[Data records]

┌──

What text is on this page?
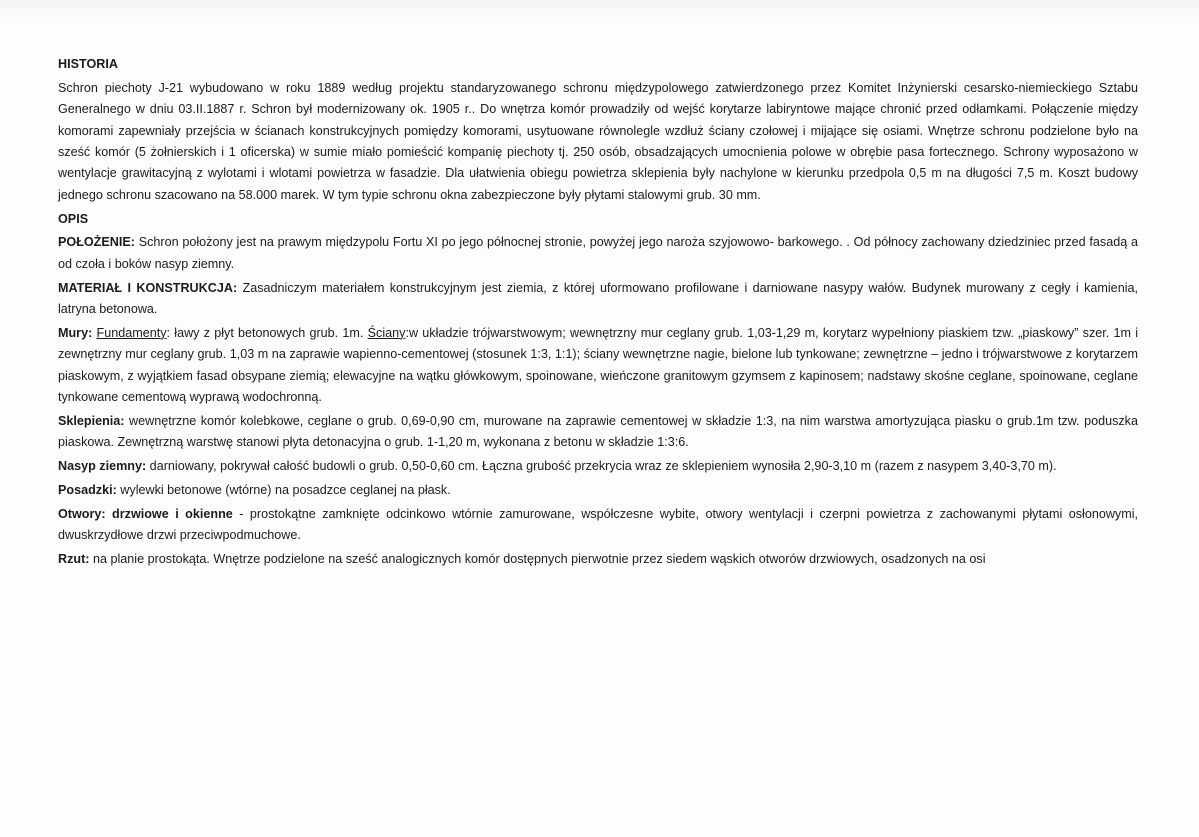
HISTORIA

Schron piechoty J-21 wybudowano w roku 1889 według projektu standaryzowanego schronu międzypolowego zatwierdzonego przez Komitet Inżynierski cesarsko-niemieckiego Sztabu Generalnego w dniu 03.II.1887 r. Schron był modernizowany ok. 1905 r.. Do wnętrza komór prowadziły od wejść korytarze labiryntowe mające chronić przed odłamkami. Połączenie między komorami zapewniały przejścia w ścianach konstrukcyjnych pomiędzy komorami, usytuowane równolegle wzdłuż ściany czołowej i mijające się osiami. Wnętrze schronu podzielone było na sześć komór (5 żołnierskich i 1 oficerska) w sumie miało pomieścić kompanię piechoty tj. 250 osób, obsadzających umocnienia polowe w obrębie pasa fortecznego. Schrony wyposażono w wentylacje grawitacyjną z wylotami i wlotami powietrza w fasadzie. Dla ułatwienia obiegu powietrza sklepienia były nachylone w kierunku przedpola 0,5 m na długości 7,5 m. Koszt budowy jednego schronu szacowano na 58.000 marek. W tym typie schronu okna zabezpieczone były płytami stalowymi grub. 30 mm.

OPIS

POŁOŻENIE: Schron położony jest na prawym międzypolu Fortu XI po jego północnej stronie, powyżej jego naroża szyjowowo- barkowego. . Od północy zachowany dziedziniec przed fasadą a od czoła i boków nasyp ziemny.

MATERIAŁ I KONSTRUKCJA: Zasadniczym materiałem konstrukcyjnym jest ziemia, z której uformowano profilowane i darniowane nasypy wałów. Budynek murowany z cegły i kamienia, latryna betonowa.

Mury: Fundamenty: ławy z płyt betonowych grub. 1m. Ściany:w układzie trójwarstwowym; wewnętrzny mur ceglany grub. 1,03-1,29 m, korytarz wypełniony piaskiem tzw. „piaskowy” szer. 1m i zewnętrzny mur ceglany grub. 1,03 m na zaprawie wapienno-cementowej (stosunek 1:3, 1:1); ściany wewnętrzne nagie, bielone lub tynkowane; zewnętrzne – jedno i trójwarstwowe z korytarzem piaskowym, z wyjątkiem fasad obsypane ziemią; elewacyjne na wątku główkowym, spoinowane, wieńczone granitowym gzymsem z kapinosem; nadstawy skośne ceglane, spoinowane, ceglane tynkowane cementową wyprawą wodochronną.

Sklepienia: wewnętrzne komór kolebkowe, ceglane o grub. 0,69-0,90 cm, murowane na zaprawie cementowej w składzie 1:3, na nim warstwa amortyzująca piasku o grub.1m tzw. poduszka piaskowa. Zewnętrzną warstwę stanowi płyta detonacyjna o grub. 1-1,20 m, wykonana z betonu w składzie 1:3:6.

Nasyp ziemny: darniowany, pokrywał całość budowli o grub. 0,50-0,60 cm. Łączna grubość przekrycia wraz ze sklepieniem wynosiła 2,90-3,10 m (razem z nasypem 3,40-3,70 m).

Posadzki: wylewki betonowe (wtórne) na posadzce ceglanej na płask.

Otwory: drzwiowe i okienne - prostokątne zamknięte odcinkowo wtórnie zamurowane, współczesne wybite, otwory wentylacji i czerpni powietrza z zachowanymi płytami osłonowymi, dwuskrzydłowe drzwi przeciwpodmuchowe.

Rzut: na planie prostokąta. Wnętrze podzielone na sześć analogicznych komór dostępnych pierwotnie przez siedem wąskich otworów drzwiowych, osadzonych na osi
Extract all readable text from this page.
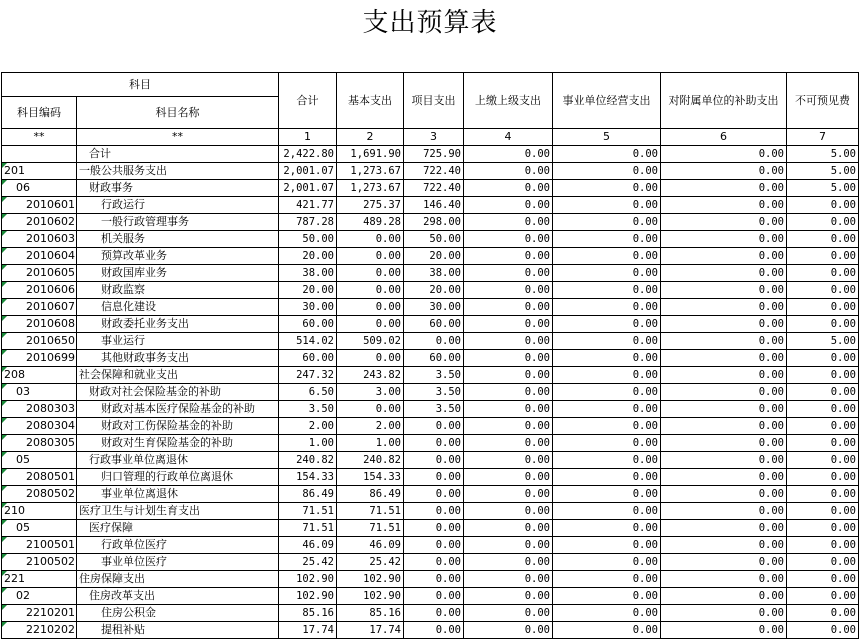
支出预算表
科目		合计	基本支出	项目支出	上缴上级支出	事业单位经营支出	对附属单位的补助支出	不可预见费
科目编码	科目名称							
**	**	1	2	3	4	5	6	7
	合计	2,422.80	1,691.90	725.90	0.00	0.00	0.00	5.00
201	一般公共服务支出	2,001.07	1,273.67	722.40	0.00	0.00	0.00	5.00
06	财政事务	2,001.07	1,273.67	722.40	0.00	0.00	0.00	5.00
2010601	行政运行	421.77	275.37	146.40	0.00	0.00	0.00	0.00
2010602	一般行政管理事务	787.28	489.28	298.00	0.00	0.00	0.00	0.00
2010603	机关服务	50.00	0.00	50.00	0.00	0.00	0.00	0.00
2010604	预算改革业务	20.00	0.00	20.00	0.00	0.00	0.00	0.00
2010605	财政国库业务	38.00	0.00	38.00	0.00	0.00	0.00	0.00
2010606	财政监察	20.00	0.00	20.00	0.00	0.00	0.00	0.00
2010607	信息化建设	30.00	0.00	30.00	0.00	0.00	0.00	0.00
2010608	财政委托业务支出	60.00	0.00	60.00	0.00	0.00	0.00	0.00
2010650	事业运行	514.02	509.02	0.00	0.00	0.00	0.00	5.00
2010699	其他财政事务支出	60.00	0.00	60.00	0.00	0.00	0.00	0.00
208	社会保障和就业支出	247.32	243.82	3.50	0.00	0.00	0.00	0.00
03	财政对社会保险基金的补助	6.50	3.00	3.50	0.00	0.00	0.00	0.00
2080303	财政对基本医疗保险基金的补助	3.50	0.00	3.50	0.00	0.00	0.00	0.00
2080304	财政对工伤保险基金的补助	2.00	2.00	0.00	0.00	0.00	0.00	0.00
2080305	财政对生育保险基金的补助	1.00	1.00	0.00	0.00	0.00	0.00	0.00
05	行政事业单位离退休	240.82	240.82	0.00	0.00	0.00	0.00	0.00
2080501	归口管理的行政单位离退休	154.33	154.33	0.00	0.00	0.00	0.00	0.00
2080502	事业单位离退休	86.49	86.49	0.00	0.00	0.00	0.00	0.00
210	医疗卫生与计划生育支出	71.51	71.51	0.00	0.00	0.00	0.00	0.00
05	医疗保障	71.51	71.51	0.00	0.00	0.00	0.00	0.00
2100501	行政单位医疗	46.09	46.09	0.00	0.00	0.00	0.00	0.00
2100502	事业单位医疗	25.42	25.42	0.00	0.00	0.00	0.00	0.00
221	住房保障支出	102.90	102.90	0.00	0.00	0.00	0.00	0.00
02	住房改革支出	102.90	102.90	0.00	0.00	0.00	0.00	0.00
2210201	住房公积金	85.16	85.16	0.00	0.00	0.00	0.00	0.00
2210202	提租补贴	17.74	17.74	0.00	0.00	0.00	0.00	0.00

└──

▶ _Written task_
Give back the entries verbatim. Do not include any picture.

▶ _In response_
What text is on this page?
HISTORIA

Schron piechoty J-21 wybudowano w roku 1889 według projektu standaryzowanego schronu międzypolowego zatwierdzonego przez Komitet Inżynierski cesarsko-niemieckiego Sztabu Generalnego w dniu 03.II.1887 r. Schron był modernizowany ok. 1905 r.. Do wnętrza komór prowadziły od wejść korytarze labiryntowe mające chronić przed odłamkami. Połączenie między komorami zapewniały przejścia w ścianach konstrukcyjnych pomiędzy komorami, usytuowane równolegle wzdłuż ściany czołowej i mijające się osiami. Wnętrze schronu podzielone było na sześć komór (5 żołnierskich i 1 oficerska) w sumie miało pomieścić kompanię piechoty tj. 250 osób, obsadzających umocnienia polowe w obrębie pasa fortecznego. Schrony wyposażono w wentylacje grawitacyjną z wylotami i wlotami powietrza w fasadzie. Dla ułatwienia obiegu powietrza sklepienia były nachylone w kierunku przedpola 0,5 m na długości 7,5 m. Koszt budowy jednego schronu szacowano na 58.000 marek. W tym typie schronu okna zabezpieczone były płytami stalowymi grub. 30 mm.

OPIS

POŁOŻENIE: Schron położony jest na prawym międzypolu Fortu XI po jego północnej stronie, powyżej jego naroża szyjowowo- barkowego. . Od północy zachowany dziedziniec przed fasadą a od czoła i boków nasyp ziemny.

MATERIAŁ I KONSTRUKCJA: Zasadniczym materiałem konstrukcyjnym jest ziemia, z której uformowano profilowane i darniowane nasypy wałów. Budynek murowany z cegły i kamienia, latryna betonowa.

Mury: Fundamenty: ławy z płyt betonowych grub. 1m. Ściany:w układzie trójwarstwowym; wewnętrzny mur ceglany grub. 1,03-1,29 m, korytarz wypełniony piaskiem tzw. „piaskowy” szer. 1m i zewnętrzny mur ceglany grub. 1,03 m na zaprawie wapienno-cementowej (stosunek 1:3, 1:1); ściany wewnętrzne nagie, bielone lub tynkowane; zewnętrzne – jedno i trójwarstwowe z korytarzem piaskowym, z wyjątkiem fasad obsypane ziemią; elewacyjne na wątku główkowym, spoinowane, wieńczone granitowym gzymsem z kapinosem; nadstawy skośne ceglane, spoinowane, ceglane tynkowane cementową wyprawą wodochronną.

Sklepienia: wewnętrzne komór kolebkowe, ceglane o grub. 0,69-0,90 cm, murowane na zaprawie cementowej w składzie 1:3, na nim warstwa amortyzująca piasku o grub.1m tzw. poduszka piaskowa. Zewnętrzną warstwę stanowi płyta detonacyjna o grub. 1-1,20 m, wykonana z betonu w składzie 1:3:6.

Nasyp ziemny: darniowany, pokrywał całość budowli o grub. 0,50-0,60 cm. Łączna grubość przekrycia wraz ze sklepieniem wynosiła 2,90-3,10 m (razem z nasypem 3,40-3,70 m).

Posadzki: wylewki betonowe (wtórne) na posadzce ceglanej na płask.

Otwory: drzwiowe i okienne - prostokątne zamknięte odcinkowo wtórnie zamurowane, współczesne wybite, otwory wentylacji i czerpni powietrza z zachowanymi płytami osłonowymi, dwuskrzydłowe drzwi przeciwpodmuchowe.

Rzut: na planie prostokąta. Wnętrze podzielone na sześć analogicznych komór dostępnych pierwotnie przez siedem wąskich otworów drzwiowych, osadzonych na osi
Extract all readable text from this page.
支出预算表
科目		合计	基本支出	项目支出	上缴上级支出	事业单位经营支出	对附属单位的补助支出	不可预见费
科目编码	科目名称							
**	**	1	2	3	4	5	6	7
	合计	2,422.80	1,691.90	725.90	0.00	0.00	0.00	5.00
201	一般公共服务支出	2,001.07	1,273.67	722.40	0.00	0.00	0.00	5.00
06	财政事务	2,001.07	1,273.67	722.40	0.00	0.00	0.00	5.00
2010601	行政运行	421.77	275.37	146.40	0.00	0.00	0.00	0.00
2010602	一般行政管理事务	787.28	489.28	298.00	0.00	0.00	0.00	0.00
2010603	机关服务	50.00	0.00	50.00	0.00	0.00	0.00	0.00
2010604	预算改革业务	20.00	0.00	20.00	0.00	0.00	0.00	0.00
2010605	财政国库业务	38.00	0.00	38.00	0.00	0.00	0.00	0.00
2010606	财政监察	20.00	0.00	20.00	0.00	0.00	0.00	0.00
2010607	信息化建设	30.00	0.00	30.00	0.00	0.00	0.00	0.00
2010608	财政委托业务支出	60.00	0.00	60.00	0.00	0.00	0.00	0.00
2010650	事业运行	514.02	509.02	0.00	0.00	0.00	0.00	5.00
2010699	其他财政事务支出	60.00	0.00	60.00	0.00	0.00	0.00	0.00
208	社会保障和就业支出	247.32	243.82	3.50	0.00	0.00	0.00	0.00
03	财政对社会保险基金的补助	6.50	3.00	3.50	0.00	0.00	0.00	0.00
2080303	财政对基本医疗保险基金的补助	3.50	0.00	3.50	0.00	0.00	0.00	0.00
2080304	财政对工伤保险基金的补助	2.00	2.00	0.00	0.00	0.00	0.00	0.00
2080305	财政对生育保险基金的补助	1.00	1.00	0.00	0.00	0.00	0.00	0.00
05	行政事业单位离退休	240.82	240.82	0.00	0.00	0.00	0.00	0.00
2080501	归口管理的行政单位离退休	154.33	154.33	0.00	0.00	0.00	0.00	0.00
2080502	事业单位离退休	86.49	86.49	0.00	0.00	0.00	0.00	0.00
210	医疗卫生与计划生育支出	71.51	71.51	0.00	0.00	0.00	0.00	0.00
05	医疗保障	71.51	71.51	0.00	0.00	0.00	0.00	0.00
2100501	行政单位医疗	46.09	46.09	0.00	0.00	0.00	0.00	0.00
2100502	事业单位医疗	25.42	25.42	0.00	0.00	0.00	0.00	0.00
221	住房保障支出	102.90	102.90	0.00	0.00	0.00	0.00	0.00
02	住房改革支出	102.90	102.90	0.00	0.00	0.00	0.00	0.00
2210201	住房公积金	85.16	85.16	0.00	0.00	0.00	0.00	0.00
2210202	提租补贴	17.74	17.74	0.00	0.00	0.00	0.00	0.00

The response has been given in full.